**Task to carry out**
Within this material, how many lines have the string "Undetermined" in them? The answer is a number, with nothing added.

**Records shown**
## BEGIN

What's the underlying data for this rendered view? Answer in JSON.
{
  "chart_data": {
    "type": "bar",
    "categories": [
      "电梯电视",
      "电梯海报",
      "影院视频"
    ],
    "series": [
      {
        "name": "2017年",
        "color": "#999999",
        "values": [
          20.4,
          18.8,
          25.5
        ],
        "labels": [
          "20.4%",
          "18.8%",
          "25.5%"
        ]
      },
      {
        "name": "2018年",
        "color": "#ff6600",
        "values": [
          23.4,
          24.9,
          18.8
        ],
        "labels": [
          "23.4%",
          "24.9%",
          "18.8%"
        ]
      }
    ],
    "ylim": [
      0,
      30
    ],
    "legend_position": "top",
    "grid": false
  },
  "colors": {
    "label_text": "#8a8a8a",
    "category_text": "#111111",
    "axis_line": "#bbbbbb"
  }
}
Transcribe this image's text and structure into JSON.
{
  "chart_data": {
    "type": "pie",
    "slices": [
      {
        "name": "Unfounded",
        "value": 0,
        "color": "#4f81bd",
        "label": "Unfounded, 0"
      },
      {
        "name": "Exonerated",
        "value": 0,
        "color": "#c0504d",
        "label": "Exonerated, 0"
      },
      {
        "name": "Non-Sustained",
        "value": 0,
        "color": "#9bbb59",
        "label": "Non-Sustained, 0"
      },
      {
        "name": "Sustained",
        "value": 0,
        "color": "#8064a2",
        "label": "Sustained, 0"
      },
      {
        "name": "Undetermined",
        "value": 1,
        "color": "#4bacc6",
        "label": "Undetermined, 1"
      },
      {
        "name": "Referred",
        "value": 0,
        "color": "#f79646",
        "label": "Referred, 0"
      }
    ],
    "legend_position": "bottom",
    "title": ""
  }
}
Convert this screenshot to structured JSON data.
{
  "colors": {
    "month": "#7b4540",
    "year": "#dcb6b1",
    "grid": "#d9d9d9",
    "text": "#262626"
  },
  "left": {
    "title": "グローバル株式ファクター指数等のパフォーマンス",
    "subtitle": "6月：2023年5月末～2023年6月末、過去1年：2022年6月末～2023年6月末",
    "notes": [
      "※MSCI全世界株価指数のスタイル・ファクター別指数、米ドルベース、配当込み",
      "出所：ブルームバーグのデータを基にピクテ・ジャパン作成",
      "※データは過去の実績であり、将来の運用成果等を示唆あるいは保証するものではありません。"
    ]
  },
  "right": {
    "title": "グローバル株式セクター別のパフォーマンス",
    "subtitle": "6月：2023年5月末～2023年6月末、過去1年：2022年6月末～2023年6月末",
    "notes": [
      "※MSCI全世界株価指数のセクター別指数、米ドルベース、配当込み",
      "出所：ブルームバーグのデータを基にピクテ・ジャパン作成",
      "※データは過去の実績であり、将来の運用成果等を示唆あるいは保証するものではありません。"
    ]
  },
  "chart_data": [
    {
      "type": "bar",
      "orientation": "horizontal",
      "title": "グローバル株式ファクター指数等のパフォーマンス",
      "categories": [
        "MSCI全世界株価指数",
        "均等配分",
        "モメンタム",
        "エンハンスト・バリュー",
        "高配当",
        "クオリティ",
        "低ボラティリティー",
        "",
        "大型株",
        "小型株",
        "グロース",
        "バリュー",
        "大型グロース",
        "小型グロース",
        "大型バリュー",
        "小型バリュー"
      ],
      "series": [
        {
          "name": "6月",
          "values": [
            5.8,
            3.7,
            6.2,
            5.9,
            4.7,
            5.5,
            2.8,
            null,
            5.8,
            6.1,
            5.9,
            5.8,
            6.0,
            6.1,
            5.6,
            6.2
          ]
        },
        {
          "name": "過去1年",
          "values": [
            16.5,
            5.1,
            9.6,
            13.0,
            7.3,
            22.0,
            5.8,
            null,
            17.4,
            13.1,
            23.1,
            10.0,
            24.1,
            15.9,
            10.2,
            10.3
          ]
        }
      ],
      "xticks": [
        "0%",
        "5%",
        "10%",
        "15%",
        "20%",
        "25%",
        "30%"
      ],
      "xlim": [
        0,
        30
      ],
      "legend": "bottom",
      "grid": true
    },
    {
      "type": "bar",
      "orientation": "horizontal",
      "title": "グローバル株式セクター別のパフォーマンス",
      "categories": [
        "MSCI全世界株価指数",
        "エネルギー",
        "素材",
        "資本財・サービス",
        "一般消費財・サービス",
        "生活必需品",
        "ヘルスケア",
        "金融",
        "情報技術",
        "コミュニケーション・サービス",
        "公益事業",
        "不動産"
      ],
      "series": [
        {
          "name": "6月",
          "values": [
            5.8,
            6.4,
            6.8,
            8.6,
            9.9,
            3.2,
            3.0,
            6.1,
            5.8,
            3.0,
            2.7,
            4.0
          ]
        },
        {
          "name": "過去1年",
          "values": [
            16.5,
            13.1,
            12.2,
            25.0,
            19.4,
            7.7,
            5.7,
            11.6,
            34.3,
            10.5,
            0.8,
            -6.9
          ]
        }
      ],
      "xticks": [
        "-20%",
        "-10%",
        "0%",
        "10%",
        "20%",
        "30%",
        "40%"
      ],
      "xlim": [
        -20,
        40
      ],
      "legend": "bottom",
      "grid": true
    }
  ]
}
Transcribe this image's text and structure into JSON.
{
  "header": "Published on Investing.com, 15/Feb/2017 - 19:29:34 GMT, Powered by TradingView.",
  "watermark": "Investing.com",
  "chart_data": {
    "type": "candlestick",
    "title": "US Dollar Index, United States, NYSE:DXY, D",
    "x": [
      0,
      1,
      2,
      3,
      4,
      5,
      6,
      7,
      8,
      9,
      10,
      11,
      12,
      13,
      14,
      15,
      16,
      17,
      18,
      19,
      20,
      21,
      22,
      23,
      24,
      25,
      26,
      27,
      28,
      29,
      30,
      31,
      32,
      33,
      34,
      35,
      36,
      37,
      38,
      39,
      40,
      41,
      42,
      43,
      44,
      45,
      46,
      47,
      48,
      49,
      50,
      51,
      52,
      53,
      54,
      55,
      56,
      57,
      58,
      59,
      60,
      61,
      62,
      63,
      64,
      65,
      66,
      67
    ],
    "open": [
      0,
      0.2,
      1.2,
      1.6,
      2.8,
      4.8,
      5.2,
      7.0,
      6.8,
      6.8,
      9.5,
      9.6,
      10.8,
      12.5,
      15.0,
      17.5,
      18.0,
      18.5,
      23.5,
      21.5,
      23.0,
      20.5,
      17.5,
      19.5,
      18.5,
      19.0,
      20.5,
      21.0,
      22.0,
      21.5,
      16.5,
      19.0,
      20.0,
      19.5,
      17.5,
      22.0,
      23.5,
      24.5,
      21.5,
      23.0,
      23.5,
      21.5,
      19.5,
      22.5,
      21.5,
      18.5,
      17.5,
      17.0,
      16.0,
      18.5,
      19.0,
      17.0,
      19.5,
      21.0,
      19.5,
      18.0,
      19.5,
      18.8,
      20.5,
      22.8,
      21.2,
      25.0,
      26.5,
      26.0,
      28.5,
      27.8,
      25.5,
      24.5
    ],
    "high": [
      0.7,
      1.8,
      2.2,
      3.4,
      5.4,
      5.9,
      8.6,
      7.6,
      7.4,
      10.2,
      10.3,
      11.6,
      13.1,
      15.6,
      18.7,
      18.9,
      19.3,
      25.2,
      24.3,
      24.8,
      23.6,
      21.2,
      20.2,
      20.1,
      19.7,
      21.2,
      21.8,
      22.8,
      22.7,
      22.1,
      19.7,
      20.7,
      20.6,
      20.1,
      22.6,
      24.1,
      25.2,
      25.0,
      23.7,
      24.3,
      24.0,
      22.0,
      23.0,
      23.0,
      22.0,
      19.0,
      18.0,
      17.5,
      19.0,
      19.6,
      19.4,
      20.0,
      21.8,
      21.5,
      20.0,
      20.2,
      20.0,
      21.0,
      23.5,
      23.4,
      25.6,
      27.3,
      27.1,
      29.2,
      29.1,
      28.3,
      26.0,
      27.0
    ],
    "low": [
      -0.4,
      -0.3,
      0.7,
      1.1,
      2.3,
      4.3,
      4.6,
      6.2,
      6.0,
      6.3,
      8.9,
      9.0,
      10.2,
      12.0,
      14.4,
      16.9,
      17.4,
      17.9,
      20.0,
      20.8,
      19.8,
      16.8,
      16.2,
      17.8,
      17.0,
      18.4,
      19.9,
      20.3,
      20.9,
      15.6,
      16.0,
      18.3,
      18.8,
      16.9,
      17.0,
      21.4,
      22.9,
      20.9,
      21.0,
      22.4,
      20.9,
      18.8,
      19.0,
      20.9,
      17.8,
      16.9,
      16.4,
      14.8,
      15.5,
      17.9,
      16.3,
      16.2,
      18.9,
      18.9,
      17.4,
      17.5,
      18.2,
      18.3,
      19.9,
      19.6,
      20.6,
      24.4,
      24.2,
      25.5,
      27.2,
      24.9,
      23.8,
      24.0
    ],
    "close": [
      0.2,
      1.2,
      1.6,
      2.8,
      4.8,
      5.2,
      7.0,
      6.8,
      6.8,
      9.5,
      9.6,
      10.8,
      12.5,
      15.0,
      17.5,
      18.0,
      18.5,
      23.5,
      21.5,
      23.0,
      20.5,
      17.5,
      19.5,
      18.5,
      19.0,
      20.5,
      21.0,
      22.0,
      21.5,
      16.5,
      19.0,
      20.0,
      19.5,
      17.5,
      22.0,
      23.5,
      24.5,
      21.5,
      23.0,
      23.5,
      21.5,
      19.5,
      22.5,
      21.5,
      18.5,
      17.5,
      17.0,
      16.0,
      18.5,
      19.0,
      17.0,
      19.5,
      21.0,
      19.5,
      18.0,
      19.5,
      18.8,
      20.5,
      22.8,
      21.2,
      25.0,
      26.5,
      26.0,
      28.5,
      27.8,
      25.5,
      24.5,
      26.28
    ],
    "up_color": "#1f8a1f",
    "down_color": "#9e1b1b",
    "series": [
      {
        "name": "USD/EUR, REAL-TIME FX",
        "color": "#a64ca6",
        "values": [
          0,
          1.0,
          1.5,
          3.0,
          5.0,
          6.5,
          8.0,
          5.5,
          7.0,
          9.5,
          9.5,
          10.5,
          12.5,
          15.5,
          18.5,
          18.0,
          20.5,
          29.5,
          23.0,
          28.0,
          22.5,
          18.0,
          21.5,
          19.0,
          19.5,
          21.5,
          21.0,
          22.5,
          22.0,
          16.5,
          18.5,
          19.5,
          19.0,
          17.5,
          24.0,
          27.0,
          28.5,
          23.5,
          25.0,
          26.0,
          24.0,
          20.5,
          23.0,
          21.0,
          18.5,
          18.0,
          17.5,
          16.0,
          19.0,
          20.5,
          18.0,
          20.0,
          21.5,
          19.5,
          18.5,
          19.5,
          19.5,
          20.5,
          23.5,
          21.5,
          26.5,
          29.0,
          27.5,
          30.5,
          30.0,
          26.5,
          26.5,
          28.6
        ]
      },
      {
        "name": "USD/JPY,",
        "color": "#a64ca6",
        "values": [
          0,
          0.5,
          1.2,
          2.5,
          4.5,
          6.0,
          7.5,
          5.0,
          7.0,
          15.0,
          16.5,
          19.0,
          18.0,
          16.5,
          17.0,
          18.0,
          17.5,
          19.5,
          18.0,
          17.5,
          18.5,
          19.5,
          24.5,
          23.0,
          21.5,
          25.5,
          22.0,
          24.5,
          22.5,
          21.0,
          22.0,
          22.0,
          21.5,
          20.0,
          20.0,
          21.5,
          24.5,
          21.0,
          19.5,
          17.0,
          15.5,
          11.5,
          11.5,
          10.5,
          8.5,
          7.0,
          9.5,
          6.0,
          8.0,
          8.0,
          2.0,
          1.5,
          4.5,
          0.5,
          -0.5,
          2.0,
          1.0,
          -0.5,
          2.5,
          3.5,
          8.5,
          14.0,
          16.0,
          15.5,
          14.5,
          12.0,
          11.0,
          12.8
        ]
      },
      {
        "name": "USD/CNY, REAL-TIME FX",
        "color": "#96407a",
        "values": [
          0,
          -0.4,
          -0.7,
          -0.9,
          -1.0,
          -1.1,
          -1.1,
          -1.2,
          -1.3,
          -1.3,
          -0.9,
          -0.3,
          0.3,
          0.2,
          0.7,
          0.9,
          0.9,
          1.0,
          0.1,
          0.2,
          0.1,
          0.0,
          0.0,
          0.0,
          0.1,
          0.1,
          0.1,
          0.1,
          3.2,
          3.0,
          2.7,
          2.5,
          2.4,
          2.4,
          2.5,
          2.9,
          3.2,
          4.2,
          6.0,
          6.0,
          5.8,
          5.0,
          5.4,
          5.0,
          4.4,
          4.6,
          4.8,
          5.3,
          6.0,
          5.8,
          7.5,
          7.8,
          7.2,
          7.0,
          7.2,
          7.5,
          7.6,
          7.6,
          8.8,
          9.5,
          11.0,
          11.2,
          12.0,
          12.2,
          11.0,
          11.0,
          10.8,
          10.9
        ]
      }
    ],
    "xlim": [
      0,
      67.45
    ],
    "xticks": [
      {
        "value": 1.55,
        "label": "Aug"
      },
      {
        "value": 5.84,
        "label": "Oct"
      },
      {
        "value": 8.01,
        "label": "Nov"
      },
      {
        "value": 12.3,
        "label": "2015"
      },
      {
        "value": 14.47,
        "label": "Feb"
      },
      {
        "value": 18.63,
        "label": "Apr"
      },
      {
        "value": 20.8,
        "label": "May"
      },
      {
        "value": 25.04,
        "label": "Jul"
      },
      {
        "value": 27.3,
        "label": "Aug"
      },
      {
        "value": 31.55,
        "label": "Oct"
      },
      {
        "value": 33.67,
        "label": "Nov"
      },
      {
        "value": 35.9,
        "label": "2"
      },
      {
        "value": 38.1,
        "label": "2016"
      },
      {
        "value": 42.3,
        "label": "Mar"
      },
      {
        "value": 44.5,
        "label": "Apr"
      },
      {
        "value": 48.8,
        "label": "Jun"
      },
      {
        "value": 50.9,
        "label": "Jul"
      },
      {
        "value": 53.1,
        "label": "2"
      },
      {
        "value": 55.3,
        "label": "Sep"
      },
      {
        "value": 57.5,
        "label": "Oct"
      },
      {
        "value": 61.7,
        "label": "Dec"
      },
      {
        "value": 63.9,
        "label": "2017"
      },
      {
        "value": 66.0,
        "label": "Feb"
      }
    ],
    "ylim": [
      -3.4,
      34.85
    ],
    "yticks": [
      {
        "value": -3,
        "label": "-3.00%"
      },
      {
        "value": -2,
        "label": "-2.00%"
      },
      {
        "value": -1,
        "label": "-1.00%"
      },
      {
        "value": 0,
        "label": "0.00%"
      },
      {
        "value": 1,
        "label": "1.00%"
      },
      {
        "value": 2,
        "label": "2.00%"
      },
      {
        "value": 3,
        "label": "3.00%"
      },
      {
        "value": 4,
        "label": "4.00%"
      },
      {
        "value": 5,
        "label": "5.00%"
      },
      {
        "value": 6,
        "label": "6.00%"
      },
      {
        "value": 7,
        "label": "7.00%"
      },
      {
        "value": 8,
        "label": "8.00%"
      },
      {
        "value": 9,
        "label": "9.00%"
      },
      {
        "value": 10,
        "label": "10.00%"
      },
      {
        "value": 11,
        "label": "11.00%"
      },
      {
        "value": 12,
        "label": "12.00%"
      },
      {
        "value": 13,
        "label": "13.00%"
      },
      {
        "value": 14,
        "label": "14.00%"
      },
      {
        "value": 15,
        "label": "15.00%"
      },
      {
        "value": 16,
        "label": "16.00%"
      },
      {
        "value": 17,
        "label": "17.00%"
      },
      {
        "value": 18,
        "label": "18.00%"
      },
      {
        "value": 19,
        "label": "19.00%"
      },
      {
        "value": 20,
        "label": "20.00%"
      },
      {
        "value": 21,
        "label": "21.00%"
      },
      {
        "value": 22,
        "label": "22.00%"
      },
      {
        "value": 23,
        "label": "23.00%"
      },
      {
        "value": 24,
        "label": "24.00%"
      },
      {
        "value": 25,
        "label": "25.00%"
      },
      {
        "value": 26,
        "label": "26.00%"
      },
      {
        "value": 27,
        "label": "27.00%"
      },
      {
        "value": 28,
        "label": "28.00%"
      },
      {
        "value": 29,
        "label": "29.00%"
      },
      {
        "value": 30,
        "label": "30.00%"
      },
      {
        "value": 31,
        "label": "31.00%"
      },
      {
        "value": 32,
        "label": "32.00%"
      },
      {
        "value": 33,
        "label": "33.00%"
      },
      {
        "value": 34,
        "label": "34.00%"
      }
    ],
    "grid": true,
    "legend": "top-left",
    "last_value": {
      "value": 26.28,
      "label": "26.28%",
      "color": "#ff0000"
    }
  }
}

## END

**Expected output**
2